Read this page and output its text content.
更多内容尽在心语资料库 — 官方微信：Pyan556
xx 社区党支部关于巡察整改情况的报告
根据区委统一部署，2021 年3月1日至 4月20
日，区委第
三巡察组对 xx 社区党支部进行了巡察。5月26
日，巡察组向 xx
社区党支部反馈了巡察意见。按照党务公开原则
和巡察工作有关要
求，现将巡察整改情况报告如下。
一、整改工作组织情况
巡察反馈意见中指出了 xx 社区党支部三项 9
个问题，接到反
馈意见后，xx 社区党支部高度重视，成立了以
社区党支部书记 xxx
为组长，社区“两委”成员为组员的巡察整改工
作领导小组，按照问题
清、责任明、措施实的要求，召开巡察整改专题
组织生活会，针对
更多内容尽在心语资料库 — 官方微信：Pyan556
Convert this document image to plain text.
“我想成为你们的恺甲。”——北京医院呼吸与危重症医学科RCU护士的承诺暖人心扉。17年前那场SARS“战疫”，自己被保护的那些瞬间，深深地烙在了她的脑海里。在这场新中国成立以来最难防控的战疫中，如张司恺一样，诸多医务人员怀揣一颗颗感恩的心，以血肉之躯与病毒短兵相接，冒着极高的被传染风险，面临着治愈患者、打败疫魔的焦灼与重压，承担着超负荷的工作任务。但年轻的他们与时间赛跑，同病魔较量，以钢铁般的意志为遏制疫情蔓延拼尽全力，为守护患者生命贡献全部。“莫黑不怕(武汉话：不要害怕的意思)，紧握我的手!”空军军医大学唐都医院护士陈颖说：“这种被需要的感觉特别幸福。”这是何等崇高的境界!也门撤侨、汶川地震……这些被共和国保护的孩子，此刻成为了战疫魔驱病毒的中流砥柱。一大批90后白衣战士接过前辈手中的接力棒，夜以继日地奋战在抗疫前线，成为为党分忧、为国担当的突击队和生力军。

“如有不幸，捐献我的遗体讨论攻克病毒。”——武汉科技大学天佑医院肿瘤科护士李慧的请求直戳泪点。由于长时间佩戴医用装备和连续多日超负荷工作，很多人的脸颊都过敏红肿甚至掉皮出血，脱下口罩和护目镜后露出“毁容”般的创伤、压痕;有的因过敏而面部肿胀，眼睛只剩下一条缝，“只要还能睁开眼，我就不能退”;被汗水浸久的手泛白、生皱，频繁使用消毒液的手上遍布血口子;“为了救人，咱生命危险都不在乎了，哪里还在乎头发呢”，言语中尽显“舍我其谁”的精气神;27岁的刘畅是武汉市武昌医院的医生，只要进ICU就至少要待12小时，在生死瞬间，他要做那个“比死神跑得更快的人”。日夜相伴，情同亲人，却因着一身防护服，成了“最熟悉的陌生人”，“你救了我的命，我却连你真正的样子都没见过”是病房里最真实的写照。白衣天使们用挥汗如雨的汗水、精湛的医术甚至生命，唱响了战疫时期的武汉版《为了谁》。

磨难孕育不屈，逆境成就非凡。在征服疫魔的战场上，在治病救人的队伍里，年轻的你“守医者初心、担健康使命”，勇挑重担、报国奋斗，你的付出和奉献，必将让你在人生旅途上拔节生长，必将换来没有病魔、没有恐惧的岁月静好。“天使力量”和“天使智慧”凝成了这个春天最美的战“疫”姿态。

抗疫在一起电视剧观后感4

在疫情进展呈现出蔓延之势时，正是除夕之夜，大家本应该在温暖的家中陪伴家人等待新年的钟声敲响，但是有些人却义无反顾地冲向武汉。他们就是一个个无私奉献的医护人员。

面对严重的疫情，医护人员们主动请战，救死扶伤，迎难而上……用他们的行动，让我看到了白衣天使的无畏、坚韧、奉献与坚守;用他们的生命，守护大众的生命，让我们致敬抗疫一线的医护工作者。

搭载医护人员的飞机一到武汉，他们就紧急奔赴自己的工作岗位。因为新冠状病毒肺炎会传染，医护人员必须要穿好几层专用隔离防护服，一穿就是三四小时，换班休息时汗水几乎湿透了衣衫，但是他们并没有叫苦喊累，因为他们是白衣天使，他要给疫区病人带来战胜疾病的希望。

——

_Problem requirements_:
Write out the complete set of records exactly as given.

_Final result_:
Read this page and output its text content.
更多内容尽在心语资料库 — 官方微信：Pyan556
xx 社区党支部关于巡察整改情况的报告
根据区委统一部署，2021 年3月1日至 4月20
日，区委第
三巡察组对 xx 社区党支部进行了巡察。5月26
日，巡察组向 xx
社区党支部反馈了巡察意见。按照党务公开原则
和巡察工作有关要
求，现将巡察整改情况报告如下。
一、整改工作组织情况
巡察反馈意见中指出了 xx 社区党支部三项 9
个问题，接到反
馈意见后，xx 社区党支部高度重视，成立了以
社区党支部书记 xxx
为组长，社区“两委”成员为组员的巡察整改工
作领导小组，按照问题
清、责任明、措施实的要求，召开巡察整改专题
组织生活会，针对
更多内容尽在心语资料库 — 官方微信：Pyan556
Convert this document image to plain text.
“我想成为你们的恺甲。”——北京医院呼吸与危重症医学科RCU护士的承诺暖人心扉。17年前那场SARS“战疫”，自己被保护的那些瞬间，深深地烙在了她的脑海里。在这场新中国成立以来最难防控的战疫中，如张司恺一样，诸多医务人员怀揣一颗颗感恩的心，以血肉之躯与病毒短兵相接，冒着极高的被传染风险，面临着治愈患者、打败疫魔的焦灼与重压，承担着超负荷的工作任务。但年轻的他们与时间赛跑，同病魔较量，以钢铁般的意志为遏制疫情蔓延拼尽全力，为守护患者生命贡献全部。“莫黑不怕(武汉话：不要害怕的意思)，紧握我的手!”空军军医大学唐都医院护士陈颖说：“这种被需要的感觉特别幸福。”这是何等崇高的境界!也门撤侨、汶川地震……这些被共和国保护的孩子，此刻成为了战疫魔驱病毒的中流砥柱。一大批90后白衣战士接过前辈手中的接力棒，夜以继日地奋战在抗疫前线，成为为党分忧、为国担当的突击队和生力军。

“如有不幸，捐献我的遗体讨论攻克病毒。”——武汉科技大学天佑医院肿瘤科护士李慧的请求直戳泪点。由于长时间佩戴医用装备和连续多日超负荷工作，很多人的脸颊都过敏红肿甚至掉皮出血，脱下口罩和护目镜后露出“毁容”般的创伤、压痕;有的因过敏而面部肿胀，眼睛只剩下一条缝，“只要还能睁开眼，我就不能退”;被汗水浸久的手泛白、生皱，频繁使用消毒液的手上遍布血口子;“为了救人，咱生命危险都不在乎了，哪里还在乎头发呢”，言语中尽显“舍我其谁”的精气神;27岁的刘畅是武汉市武昌医院的医生，只要进ICU就至少要待12小时，在生死瞬间，他要做那个“比死神跑得更快的人”。日夜相伴，情同亲人，却因着一身防护服，成了“最熟悉的陌生人”，“你救了我的命，我却连你真正的样子都没见过”是病房里最真实的写照。白衣天使们用挥汗如雨的汗水、精湛的医术甚至生命，唱响了战疫时期的武汉版《为了谁》。

磨难孕育不屈，逆境成就非凡。在征服疫魔的战场上，在治病救人的队伍里，年轻的你“守医者初心、担健康使命”，勇挑重担、报国奋斗，你的付出和奉献，必将让你在人生旅途上拔节生长，必将换来没有病魔、没有恐惧的岁月静好。“天使力量”和“天使智慧”凝成了这个春天最美的战“疫”姿态。

抗疫在一起电视剧观后感4

在疫情进展呈现出蔓延之势时，正是除夕之夜，大家本应该在温暖的家中陪伴家人等待新年的钟声敲响，但是有些人却义无反顾地冲向武汉。他们就是一个个无私奉献的医护人员。

面对严重的疫情，医护人员们主动请战，救死扶伤，迎难而上……用他们的行动，让我看到了白衣天使的无畏、坚韧、奉献与坚守;用他们的生命，守护大众的生命，让我们致敬抗疫一线的医护工作者。

搭载医护人员的飞机一到武汉，他们就紧急奔赴自己的工作岗位。因为新冠状病毒肺炎会传染，医护人员必须要穿好几层专用隔离防护服，一穿就是三四小时，换班休息时汗水几乎湿透了衣衫，但是他们并没有叫苦喊累，因为他们是白衣天使，他要给疫区病人带来战胜疾病的希望。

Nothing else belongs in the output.